## TASK TO COMPLETE
Go through the records from the line that has "contour-label-box <box>733 1002" through the line that has "wind-vector <box>545 366 606 385</box>", and write those lines out again with "wind-vector" switched to "wind-arrow" and nothing else altered.

## MATERIAL PROVIDED
^^^^^^^^

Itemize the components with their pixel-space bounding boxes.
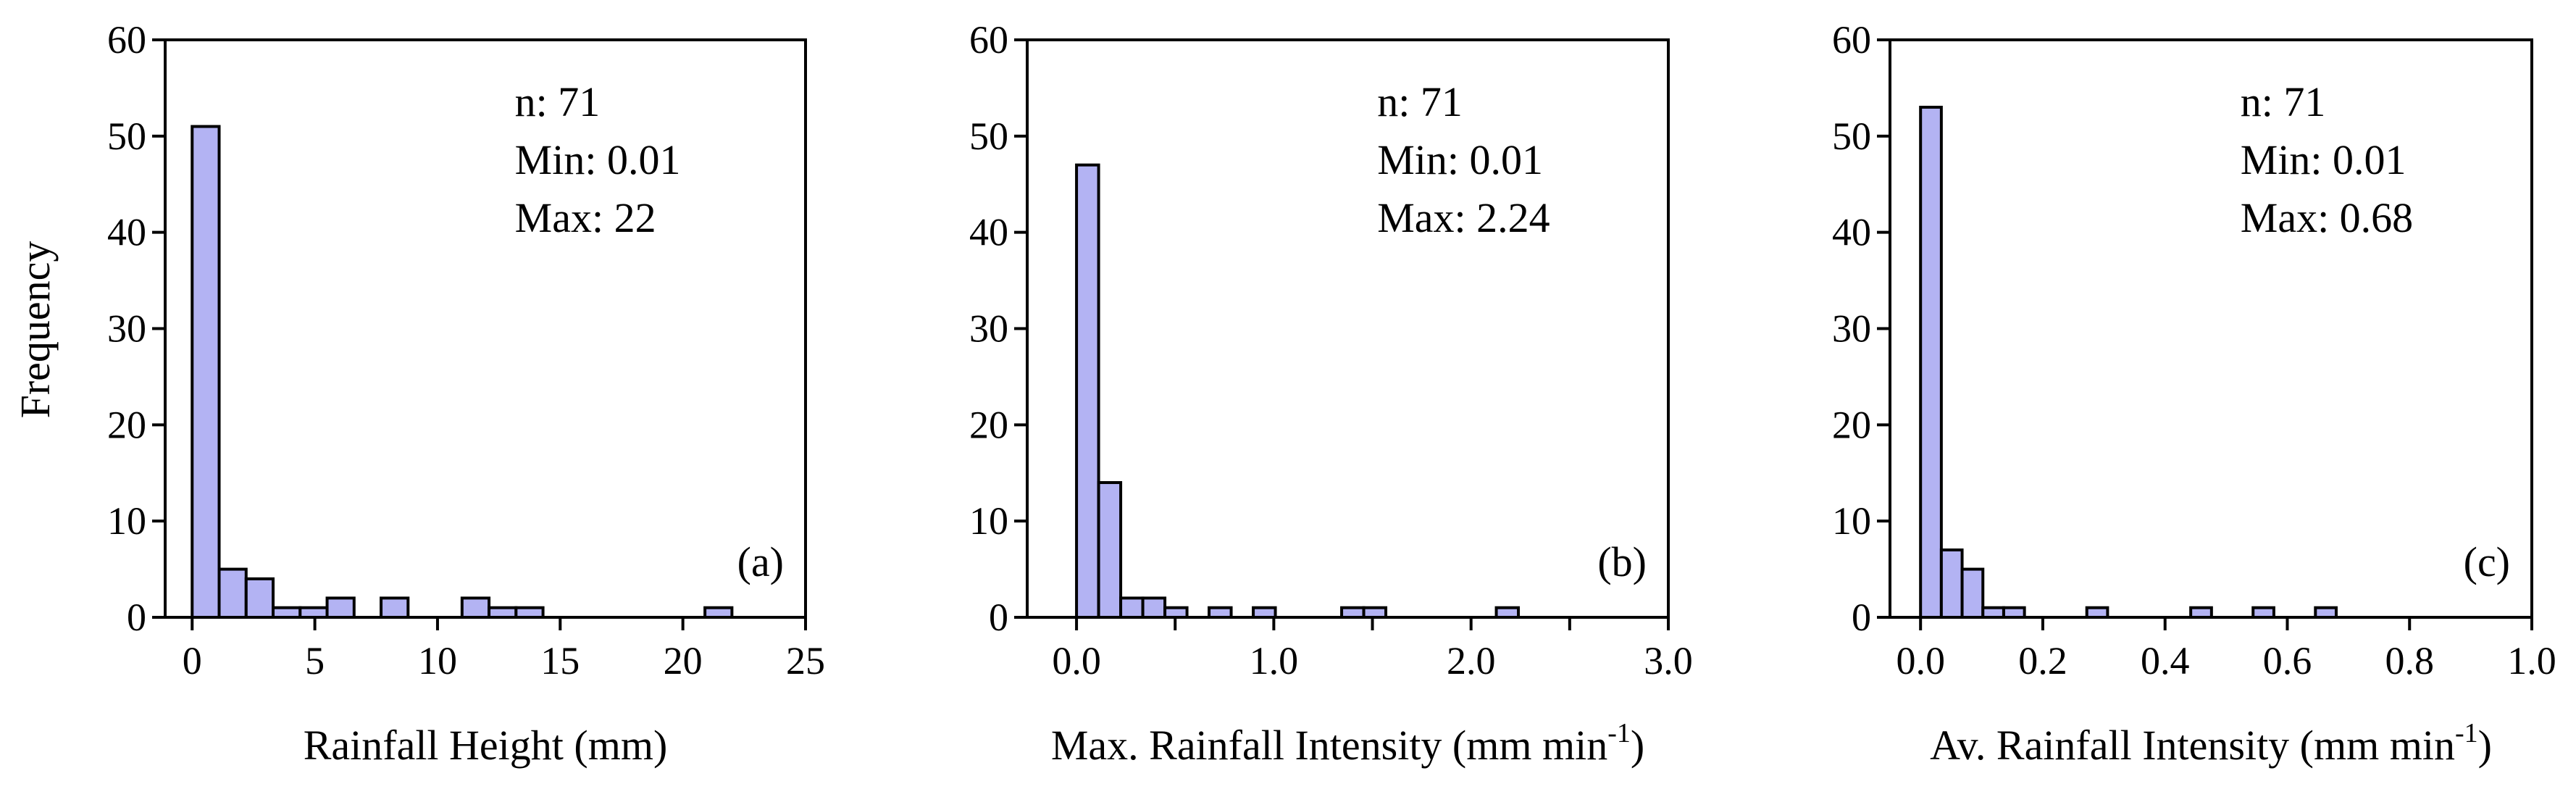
histogram-bar xyxy=(191,125,221,619)
y-tick-label: 10 xyxy=(107,499,146,543)
x-axis-title: Max. Rainfall Intensity (mm min-1) xyxy=(1051,718,1644,769)
histogram-bar xyxy=(1141,596,1167,619)
y-tick-label: 0 xyxy=(127,596,146,639)
x-tick-label: 0.8 xyxy=(2385,639,2434,683)
x-tick-label: 20 xyxy=(664,639,703,683)
y-axis-label: Frequency xyxy=(12,241,59,419)
histogram-bar xyxy=(1960,567,1985,619)
y-tick-label: 10 xyxy=(969,499,1008,543)
stat-max: Max: 22 xyxy=(515,194,656,241)
x-axis-title-main: Av. Rainfall Intensity (mm min xyxy=(1930,722,2455,769)
x-tick-label: 0.2 xyxy=(2018,639,2067,683)
x-tick-label: 25 xyxy=(786,639,825,683)
stat-max: Max: 0.68 xyxy=(2241,194,2413,241)
histogram-bar xyxy=(325,596,356,619)
histogram-bar xyxy=(244,577,275,619)
plot-frame xyxy=(1889,38,2533,619)
x-tick-label: 10 xyxy=(418,639,457,683)
panel-label: (c) xyxy=(2464,538,2510,585)
y-tick-label: 60 xyxy=(1832,18,1871,62)
x-axis-title-superscript: -1 xyxy=(2455,718,2478,748)
x-axis-title-suffix: ) xyxy=(1631,722,1644,769)
x-axis-title-main: Rainfall Height (mm) xyxy=(304,722,668,769)
x-tick-label: 0.6 xyxy=(2263,639,2312,683)
y-tick-label: 20 xyxy=(969,403,1008,446)
stat-min: Min: 0.01 xyxy=(2241,136,2406,183)
x-axis-title-superscript: -1 xyxy=(1607,718,1631,748)
y-tick-label: 40 xyxy=(969,211,1008,254)
x-tick-label: 0.4 xyxy=(2141,639,2190,683)
x-axis-title: Av. Rainfall Intensity (mm min-1) xyxy=(1930,718,2492,769)
x-tick-label: 2.0 xyxy=(1447,639,1496,683)
panel-label: (b) xyxy=(1597,538,1647,585)
y-tick-label: 20 xyxy=(107,403,146,446)
y-tick-label: 60 xyxy=(969,18,1008,62)
y-tick-label: 0 xyxy=(989,596,1008,639)
y-tick-label: 50 xyxy=(1832,114,1871,158)
y-tick-label: 30 xyxy=(1832,307,1871,351)
panel-a-rainfall-height: 0 10 20 30 40 50 60 0 5 10 15 20 25 Rainfall Height (… xyxy=(107,18,825,769)
histogram-bar xyxy=(1939,548,1964,619)
stat-min: Min: 0.01 xyxy=(515,136,681,183)
stat-n: n: 71 xyxy=(2241,78,2326,125)
plot-frame xyxy=(1026,38,1670,619)
y-tick-label: 20 xyxy=(1832,403,1871,446)
histogram-bar xyxy=(1119,596,1145,619)
y-tick-label: 0 xyxy=(1852,596,1871,639)
x-tick-label: 1.0 xyxy=(1250,639,1299,683)
y-tick-label: 50 xyxy=(107,114,146,158)
y-tick-label: 40 xyxy=(107,211,146,254)
stat-min: Min: 0.01 xyxy=(1377,136,1543,183)
panel-c-av-rainfall-intensity: 0 10 20 30 40 50 60 0.0 0.2 0.4 0.6 0.8 1.0 Av. Rainf… xyxy=(1832,18,2556,769)
y-tick-label: 30 xyxy=(969,307,1008,351)
x-tick-label: 15 xyxy=(540,639,580,683)
x-axis-title: Rainfall Height (mm) xyxy=(304,722,668,769)
stat-max: Max: 2.24 xyxy=(1377,194,1550,241)
x-tick-label: 0.0 xyxy=(1052,639,1101,683)
histogram-bar xyxy=(1919,105,1943,619)
y-tick-label: 40 xyxy=(1832,211,1871,254)
stat-n: n: 71 xyxy=(1377,78,1463,125)
x-tick-label: 0 xyxy=(183,639,202,683)
x-tick-label: 0.0 xyxy=(1896,639,1945,683)
x-tick-label: 3.0 xyxy=(1644,639,1693,683)
histogram-bar xyxy=(217,567,248,619)
x-axis-title-main: Max. Rainfall Intensity (mm min xyxy=(1051,722,1607,769)
histogram-bar xyxy=(460,596,491,619)
x-axis-title-suffix: ) xyxy=(2478,722,2492,769)
x-tick-label: 5 xyxy=(305,639,325,683)
histogram-bar xyxy=(380,596,410,619)
panel-label: (a) xyxy=(737,538,784,585)
histogram-bar xyxy=(1075,163,1100,619)
y-tick-label: 60 xyxy=(107,18,146,62)
y-tick-label: 10 xyxy=(1832,499,1871,543)
stat-n: n: 71 xyxy=(515,78,601,125)
y-tick-label: 50 xyxy=(969,114,1008,158)
y-tick-label: 30 xyxy=(107,307,146,351)
plot-frame xyxy=(164,38,807,619)
histogram-bar xyxy=(1097,481,1123,619)
x-tick-label: 1.0 xyxy=(2507,639,2556,683)
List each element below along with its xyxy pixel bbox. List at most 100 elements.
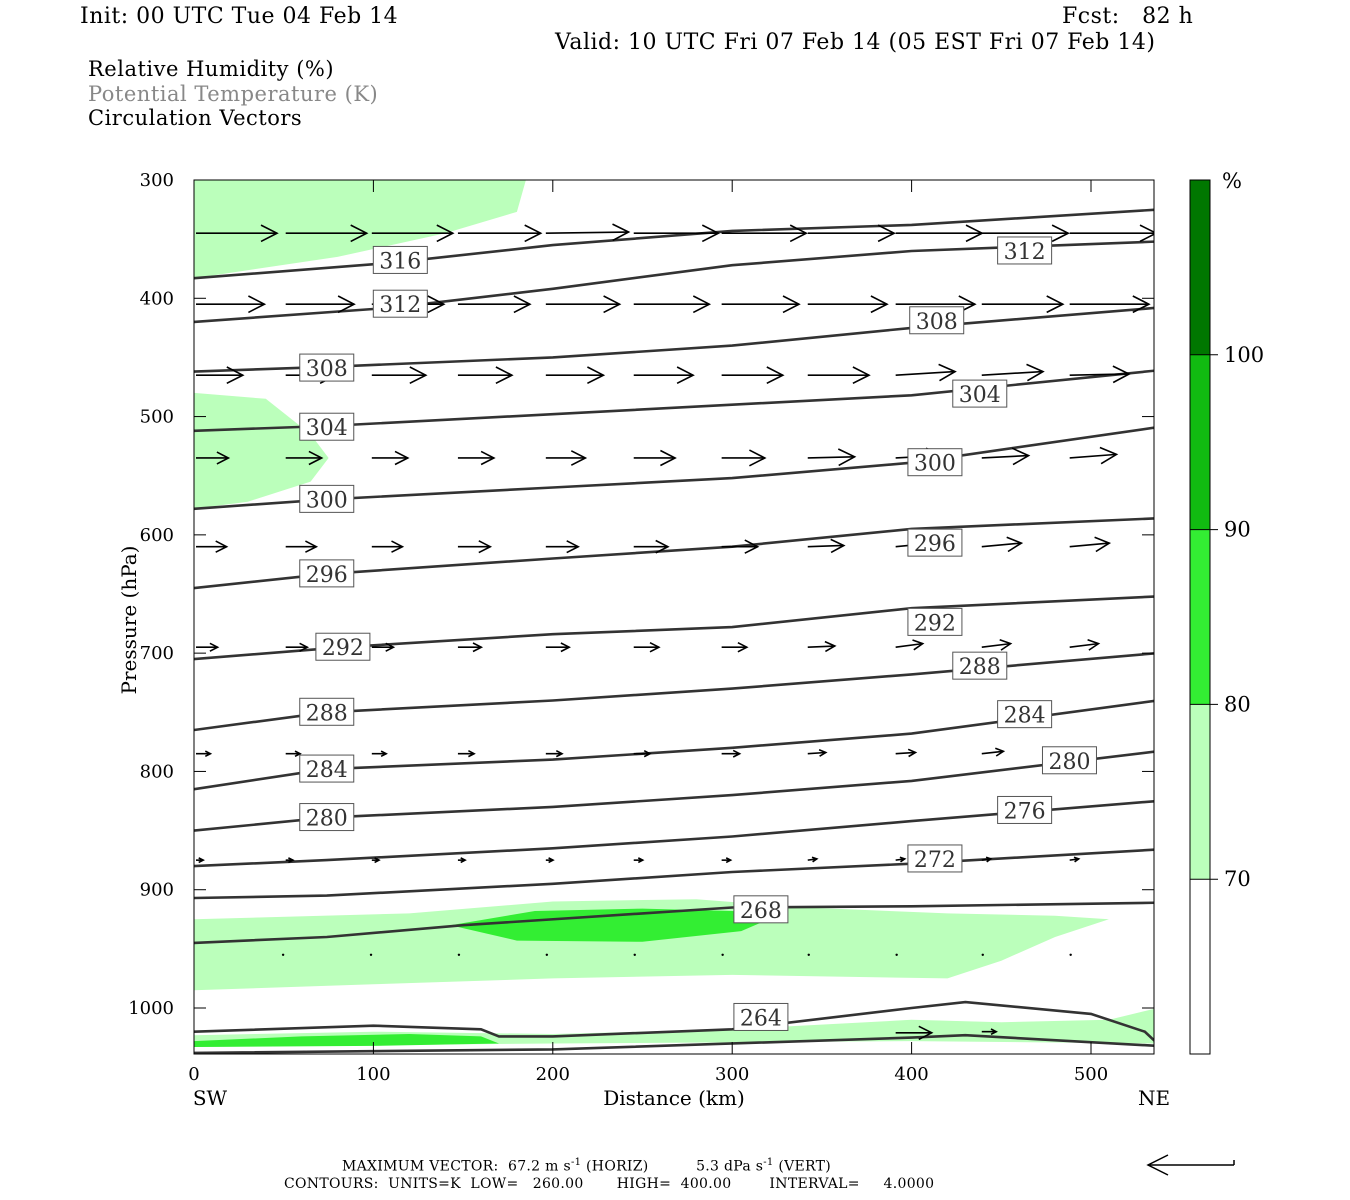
contour-label-box <box>733 1002 789 1031</box>
vector-head <box>612 223 631 242</box>
colorbar-swatch <box>1190 180 1210 355</box>
wind-vector <box>807 953 810 956</box>
contour-label-308: 308 <box>299 353 355 382</box>
wind-vector <box>545 366 606 385</box>
wind-vector <box>371 450 410 466</box>
wind-vector <box>196 540 229 553</box>
wind-vector <box>545 953 549 956</box>
colorbar-frame <box>1189 179 1211 1055</box>
contour-label-268: 268 <box>733 895 789 924</box>
contour-label-text: 288 <box>306 701 348 726</box>
vector-head <box>995 747 1006 757</box>
wind-vector <box>285 450 324 466</box>
vector-head <box>288 857 295 864</box>
wind-vector <box>545 540 580 554</box>
x-axis-label: Distance (km) <box>603 1086 745 1110</box>
wind-vector <box>457 749 476 758</box>
vector-head <box>1051 224 1070 243</box>
contour-label-box <box>299 412 355 441</box>
vector-shaft <box>807 455 855 459</box>
wind-vector <box>633 749 652 758</box>
wind-vector <box>807 366 871 385</box>
max-horiz-exponent: -1 <box>570 1157 582 1168</box>
contour-label-text: 312 <box>379 293 421 318</box>
endpoint-ne: NE <box>1138 1086 1170 1110</box>
vector-head <box>548 857 555 864</box>
vector-shaft <box>981 750 1004 755</box>
wind-vector <box>981 295 1065 314</box>
y-tick-label: 500 <box>140 407 174 428</box>
contour-label-text: 284 <box>306 758 348 783</box>
vector-head <box>837 448 857 467</box>
vector-head <box>938 363 957 382</box>
wind-vector <box>196 750 213 758</box>
contour-label-text: 272 <box>914 848 956 873</box>
rh-region-70 <box>194 392 329 509</box>
vector-head <box>226 366 245 385</box>
contour-label-text: 292 <box>322 636 364 661</box>
vector-head <box>1139 224 1154 243</box>
contour-label-280: 280 <box>1041 746 1097 775</box>
wind-vector <box>196 451 231 465</box>
theta-contour-268 <box>194 901 1154 945</box>
contour-label-292: 292 <box>315 632 371 661</box>
wind-vector <box>1069 224 1154 243</box>
contour-labels: 3163123123083083043043003002962962922922… <box>299 236 1097 1031</box>
contour-label-box <box>299 803 355 832</box>
vector-head <box>524 224 543 243</box>
contour-label-text: 268 <box>740 899 782 924</box>
max-vector-line: MAXIMUM VECTOR: 67.2 m s-1 (HORIZ) 5.3 d… <box>342 1157 831 1175</box>
x-tick-label: 500 <box>1074 1064 1108 1085</box>
contour-label-box <box>907 448 963 477</box>
contour-label-text: 264 <box>740 1006 782 1031</box>
wind-vector <box>371 642 396 652</box>
contour-label-box <box>299 697 355 726</box>
theta-contour-264 <box>194 1000 1154 1043</box>
wind-vector <box>633 641 661 653</box>
wind-vector <box>1069 953 1072 956</box>
wind-vector <box>807 295 889 314</box>
colorbar-label: 80 <box>1224 692 1251 716</box>
wind-vector <box>721 749 742 758</box>
vector-head <box>737 641 749 653</box>
vector-head <box>380 750 388 758</box>
contour-label-text: 296 <box>306 563 348 588</box>
y-tick-label: 900 <box>140 880 174 901</box>
contour-label-text: 312 <box>1004 240 1046 265</box>
wind-vector <box>1069 536 1112 553</box>
wind-vector <box>285 540 319 553</box>
wind-vector <box>895 953 898 956</box>
vector-head <box>1046 295 1065 314</box>
vector-head <box>260 224 279 243</box>
wind-vector <box>1069 638 1101 651</box>
wind-vector <box>895 363 957 382</box>
vector-head <box>198 857 205 864</box>
vector-head <box>1073 856 1081 863</box>
vector-shaft <box>981 454 1029 459</box>
wind-vector <box>196 366 245 385</box>
vector-head <box>766 366 785 385</box>
vector-head <box>637 857 645 864</box>
wind-vector <box>545 642 571 653</box>
wind-vector <box>721 953 724 956</box>
wind-vector <box>285 224 369 243</box>
vector-shaft <box>807 751 826 755</box>
vector-head <box>427 295 446 314</box>
contour-label-276: 276 <box>997 795 1053 824</box>
vector-shaft <box>1069 642 1099 649</box>
vector-head <box>1026 363 1045 382</box>
contour-label-box <box>372 289 428 318</box>
wind-vector <box>895 856 907 863</box>
vector-head <box>870 295 889 314</box>
endpoint-sw: SW <box>193 1086 228 1110</box>
colorbar-label: 70 <box>1224 867 1251 891</box>
vector-head <box>655 539 670 554</box>
plot-frame <box>193 179 1155 1055</box>
vector-head <box>811 856 819 863</box>
vector-head <box>409 366 428 385</box>
x-tick-label: 300 <box>715 1064 749 1085</box>
contour-label-box <box>907 607 963 636</box>
axes: 300 400 500 600 700 800 900 1000 0 100 200 300 400 50… <box>128 170 1154 1085</box>
wind-vector <box>1069 365 1131 384</box>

^^^^^^^^

## SOLUTION FOR THIS TASK
contour-label-box <box>733 1002 789 1031</box>
vector-head <box>612 223 631 242</box>
colorbar-swatch <box>1190 180 1210 355</box>
wind-arrow <box>807 953 810 956</box>
contour-label-308: 308 <box>299 353 355 382</box>
wind-arrow <box>545 366 606 385</box>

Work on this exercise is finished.